**What you are asked to do**. Work through the data line by line, gathering every line that has the word "letter".

**Task material**.
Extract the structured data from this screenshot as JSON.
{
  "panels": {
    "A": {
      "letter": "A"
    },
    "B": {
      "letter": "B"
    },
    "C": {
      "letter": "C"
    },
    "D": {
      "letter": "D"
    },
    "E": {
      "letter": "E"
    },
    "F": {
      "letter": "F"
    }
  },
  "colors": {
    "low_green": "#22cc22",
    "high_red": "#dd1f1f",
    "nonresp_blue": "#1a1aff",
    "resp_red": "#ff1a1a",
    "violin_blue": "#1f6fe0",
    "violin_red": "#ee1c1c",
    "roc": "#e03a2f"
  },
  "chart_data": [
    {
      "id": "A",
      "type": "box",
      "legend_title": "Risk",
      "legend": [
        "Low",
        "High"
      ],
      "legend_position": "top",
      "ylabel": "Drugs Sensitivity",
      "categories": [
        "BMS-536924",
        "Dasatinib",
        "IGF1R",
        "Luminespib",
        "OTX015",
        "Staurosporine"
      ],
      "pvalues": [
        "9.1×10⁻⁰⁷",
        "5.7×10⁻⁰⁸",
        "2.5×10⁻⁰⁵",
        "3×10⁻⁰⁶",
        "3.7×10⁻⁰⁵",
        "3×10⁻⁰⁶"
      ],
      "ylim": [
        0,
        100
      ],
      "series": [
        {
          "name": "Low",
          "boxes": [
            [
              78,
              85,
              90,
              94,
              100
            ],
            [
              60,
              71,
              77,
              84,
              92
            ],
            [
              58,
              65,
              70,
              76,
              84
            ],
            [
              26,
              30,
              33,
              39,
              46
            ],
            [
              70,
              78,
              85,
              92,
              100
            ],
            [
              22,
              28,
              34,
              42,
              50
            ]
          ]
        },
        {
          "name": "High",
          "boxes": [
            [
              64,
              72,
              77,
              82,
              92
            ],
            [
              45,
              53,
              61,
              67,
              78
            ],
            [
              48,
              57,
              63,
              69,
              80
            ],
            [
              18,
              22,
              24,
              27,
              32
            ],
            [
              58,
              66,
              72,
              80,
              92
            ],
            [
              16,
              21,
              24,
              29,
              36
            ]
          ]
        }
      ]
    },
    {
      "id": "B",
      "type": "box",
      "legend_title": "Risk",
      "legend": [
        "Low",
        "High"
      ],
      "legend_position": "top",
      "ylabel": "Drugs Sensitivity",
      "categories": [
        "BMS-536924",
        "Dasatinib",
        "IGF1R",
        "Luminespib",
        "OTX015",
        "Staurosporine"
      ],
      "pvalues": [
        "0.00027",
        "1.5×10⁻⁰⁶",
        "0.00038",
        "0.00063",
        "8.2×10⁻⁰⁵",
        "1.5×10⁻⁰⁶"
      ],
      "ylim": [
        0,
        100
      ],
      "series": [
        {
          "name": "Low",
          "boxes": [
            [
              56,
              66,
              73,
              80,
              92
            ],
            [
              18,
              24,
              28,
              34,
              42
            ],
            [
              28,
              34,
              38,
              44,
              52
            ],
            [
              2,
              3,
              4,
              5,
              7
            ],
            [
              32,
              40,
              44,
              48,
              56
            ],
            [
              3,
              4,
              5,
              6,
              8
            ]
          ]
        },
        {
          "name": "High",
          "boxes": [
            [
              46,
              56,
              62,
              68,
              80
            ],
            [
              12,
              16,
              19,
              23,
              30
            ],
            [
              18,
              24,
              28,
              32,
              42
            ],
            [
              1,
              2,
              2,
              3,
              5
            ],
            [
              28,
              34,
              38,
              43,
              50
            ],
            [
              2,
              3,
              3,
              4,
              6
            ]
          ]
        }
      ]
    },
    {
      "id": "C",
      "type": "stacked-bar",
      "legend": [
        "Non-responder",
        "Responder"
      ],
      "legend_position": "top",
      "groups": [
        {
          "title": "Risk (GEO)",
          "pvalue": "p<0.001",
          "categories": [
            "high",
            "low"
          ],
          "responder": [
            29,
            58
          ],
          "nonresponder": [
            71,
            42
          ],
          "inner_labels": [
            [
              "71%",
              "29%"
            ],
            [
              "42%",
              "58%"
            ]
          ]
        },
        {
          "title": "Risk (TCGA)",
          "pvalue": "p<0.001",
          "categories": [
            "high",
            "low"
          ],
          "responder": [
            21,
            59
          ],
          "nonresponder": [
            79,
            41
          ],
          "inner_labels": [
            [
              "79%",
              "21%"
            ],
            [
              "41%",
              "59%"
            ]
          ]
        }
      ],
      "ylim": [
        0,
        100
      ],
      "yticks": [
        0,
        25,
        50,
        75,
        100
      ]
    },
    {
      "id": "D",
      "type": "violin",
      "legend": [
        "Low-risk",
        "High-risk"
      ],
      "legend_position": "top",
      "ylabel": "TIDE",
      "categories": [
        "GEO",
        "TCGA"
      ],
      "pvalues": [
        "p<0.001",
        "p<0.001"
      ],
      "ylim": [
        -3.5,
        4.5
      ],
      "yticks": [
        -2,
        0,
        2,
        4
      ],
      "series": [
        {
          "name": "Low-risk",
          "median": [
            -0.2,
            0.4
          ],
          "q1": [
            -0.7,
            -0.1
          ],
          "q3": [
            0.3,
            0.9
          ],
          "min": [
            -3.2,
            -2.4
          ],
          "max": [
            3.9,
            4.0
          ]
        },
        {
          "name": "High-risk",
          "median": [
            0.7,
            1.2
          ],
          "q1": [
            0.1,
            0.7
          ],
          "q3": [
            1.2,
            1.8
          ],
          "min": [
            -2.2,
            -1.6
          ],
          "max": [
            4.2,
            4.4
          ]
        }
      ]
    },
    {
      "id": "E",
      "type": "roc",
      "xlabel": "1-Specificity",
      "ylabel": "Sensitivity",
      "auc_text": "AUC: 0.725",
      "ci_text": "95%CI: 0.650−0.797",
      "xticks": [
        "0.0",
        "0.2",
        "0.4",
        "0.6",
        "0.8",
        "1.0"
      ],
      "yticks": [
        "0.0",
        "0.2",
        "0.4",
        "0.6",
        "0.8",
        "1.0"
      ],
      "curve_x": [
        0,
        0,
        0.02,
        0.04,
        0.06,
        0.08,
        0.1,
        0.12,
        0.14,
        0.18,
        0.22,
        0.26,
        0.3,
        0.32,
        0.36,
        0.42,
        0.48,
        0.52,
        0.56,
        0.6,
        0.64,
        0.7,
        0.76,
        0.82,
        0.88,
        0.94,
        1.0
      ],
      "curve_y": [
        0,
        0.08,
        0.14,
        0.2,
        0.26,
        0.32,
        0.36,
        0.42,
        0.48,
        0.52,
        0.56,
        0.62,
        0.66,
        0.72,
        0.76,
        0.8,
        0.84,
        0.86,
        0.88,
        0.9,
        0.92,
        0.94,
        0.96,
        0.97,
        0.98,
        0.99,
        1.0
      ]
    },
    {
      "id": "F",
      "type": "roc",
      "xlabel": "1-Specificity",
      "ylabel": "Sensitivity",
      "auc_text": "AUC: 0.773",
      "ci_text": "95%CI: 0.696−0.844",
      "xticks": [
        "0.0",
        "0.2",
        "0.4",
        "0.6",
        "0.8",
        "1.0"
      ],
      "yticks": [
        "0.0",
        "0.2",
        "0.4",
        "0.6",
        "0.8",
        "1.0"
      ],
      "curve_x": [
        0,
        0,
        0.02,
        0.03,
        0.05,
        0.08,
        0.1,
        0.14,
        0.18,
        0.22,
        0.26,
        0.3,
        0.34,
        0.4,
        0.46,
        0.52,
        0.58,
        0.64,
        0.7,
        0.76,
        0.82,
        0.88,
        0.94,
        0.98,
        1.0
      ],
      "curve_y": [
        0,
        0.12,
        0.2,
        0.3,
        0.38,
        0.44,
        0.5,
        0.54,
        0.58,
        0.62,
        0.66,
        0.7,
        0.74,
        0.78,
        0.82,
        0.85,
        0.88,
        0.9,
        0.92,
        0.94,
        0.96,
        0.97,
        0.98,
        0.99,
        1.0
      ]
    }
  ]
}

**Exercise response**.
      "letter": "A"
      "letter": "B"
      "letter": "C"
      "letter": "D"
      "letter": "E"
      "letter": "F"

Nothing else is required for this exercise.